** Start of Data for this exercise **
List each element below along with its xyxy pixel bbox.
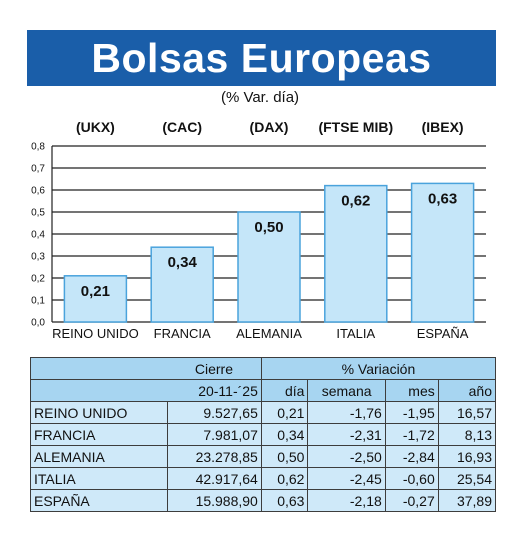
- header-mes: mes: [384, 379, 439, 402]
- table-row: REINO UNIDO 9.527,65 0,21 -1,76 -1,95 16,57: [30, 401, 497, 424]
- bar-chart: 0,0 0,1 0,2 0,3 0,4 0,5 0,6 0,7 0,8 0,21 (UKX) REIN…: [31, 119, 486, 341]
- index-code-label: (CAC): [162, 119, 202, 135]
- table-subheader-row: 20-11-´25 día semana mes año: [30, 379, 497, 402]
- table-row: FRANCIA 7.981,07 0,34 -2,31 -1,72 8,13: [30, 423, 497, 446]
- x-tick-label: FRANCIA: [154, 326, 211, 341]
- chart-title: Bolsas Europeas: [91, 34, 432, 81]
- header-blank: [30, 357, 168, 380]
- table-row: ESPAÑA 15.988,90 0,63 -2,18 -0,27 37,89: [30, 489, 497, 512]
- row-anio: 25,54: [437, 467, 497, 490]
- row-dia: 0,21: [260, 401, 309, 424]
- y-tick-label: 0,5: [31, 208, 45, 219]
- header-date: 20-11-´25: [167, 379, 262, 402]
- x-tick-label: REINO UNIDO: [52, 326, 139, 341]
- row-semana: -2,50: [307, 445, 386, 468]
- data-label: 0,34: [168, 254, 198, 271]
- row-name: FRANCIA: [30, 423, 168, 446]
- bar: [410, 182, 475, 323]
- row-name: REINO UNIDO: [30, 401, 168, 424]
- row-semana: -2,31: [307, 423, 386, 446]
- y-tick-label: 0,0: [31, 318, 45, 329]
- row-cierre: 7.981,07: [166, 423, 262, 446]
- header-cierre: Cierre: [167, 357, 262, 380]
- table-header-row: Cierre % Variación: [30, 357, 497, 380]
- index-code-label: (IBEX): [422, 119, 464, 135]
- row-mes: -0,60: [384, 467, 439, 490]
- bar: [324, 184, 388, 323]
- y-tick-label: 0,4: [31, 230, 45, 241]
- row-name: ESPAÑA: [30, 489, 168, 512]
- data-label: 0,21: [81, 283, 110, 300]
- header-semana: semana: [307, 379, 386, 402]
- row-cierre: 23.278,85: [166, 445, 262, 468]
- bar: [150, 246, 214, 323]
- row-mes: -1,72: [384, 423, 439, 446]
- data-label: 0,63: [428, 190, 457, 207]
- row-anio: 16,57: [437, 401, 497, 424]
- index-code-label: (DAX): [250, 119, 289, 135]
- title-banner: Bolsas Europeas: [27, 30, 496, 86]
- row-anio: 16,93: [437, 445, 497, 468]
- row-mes: -2,84: [384, 445, 439, 468]
- row-cierre: 42.917,64: [166, 467, 262, 490]
- index-code-label: (FTSE MIB): [318, 119, 393, 135]
- row-dia: 0,63: [260, 489, 309, 512]
- table-body: REINO UNIDO 9.527,65 0,21 -1,76 -1,95 16,57 FR…: [30, 401, 497, 512]
- data-label: 0,50: [254, 219, 283, 236]
- x-tick-label: ITALIA: [336, 326, 375, 341]
- bar: [237, 211, 301, 323]
- row-mes: -0,27: [384, 489, 439, 512]
- row-cierre: 9.527,65: [166, 401, 262, 424]
- chart-subtitle: (% Var. día): [220, 89, 300, 106]
- y-tick-label: 0,3: [31, 252, 45, 263]
- y-tick-label: 0,1: [31, 296, 45, 307]
- table-row: ITALIA 42.917,64 0,62 -2,45 -0,60 25,54: [30, 467, 497, 490]
- bar: [63, 275, 128, 323]
- y-tick-label: 0,6: [31, 186, 45, 197]
- data-label: 0,62: [341, 193, 370, 210]
- row-dia: 0,50: [260, 445, 309, 468]
- table-row: ALEMANIA 23.278,85 0,50 -2,50 -2,84 16,93: [30, 445, 497, 468]
- row-dia: 0,34: [260, 423, 309, 446]
- row-semana: -2,45: [307, 467, 386, 490]
- subheader-blank: [30, 379, 168, 402]
- row-name: ALEMANIA: [30, 445, 168, 468]
- row-semana: -2,18: [307, 489, 386, 512]
- row-dia: 0,62: [260, 467, 309, 490]
- index-code-label: (UKX): [76, 119, 115, 135]
- row-cierre: 15.988,90: [166, 489, 262, 512]
- row-anio: 8,13: [437, 423, 497, 446]
- row-name: ITALIA: [30, 467, 168, 490]
- header-anio: año: [437, 379, 497, 402]
- data-table: Cierre % Variación 20-11-´25 día semana …: [30, 357, 497, 512]
- y-tick-label: 0,2: [31, 274, 45, 285]
- y-tick-label: 0,8: [31, 142, 45, 153]
- x-tick-label: ALEMANIA: [236, 326, 302, 341]
- header-variacion: % Variación: [260, 357, 497, 380]
- row-anio: 37,89: [437, 489, 497, 512]
- x-tick-label: ESPAÑA: [417, 326, 469, 341]
- header-dia: día: [260, 379, 309, 402]
- row-mes: -1,95: [384, 401, 439, 424]
- y-tick-label: 0,7: [31, 164, 45, 175]
- row-semana: -1,76: [307, 401, 386, 424]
** End of Data for this exercise **
*What to do*. How many lines in the records above contain the string "Bolsas"? Case counts, and the reply should be only the number.

*Solution*. 2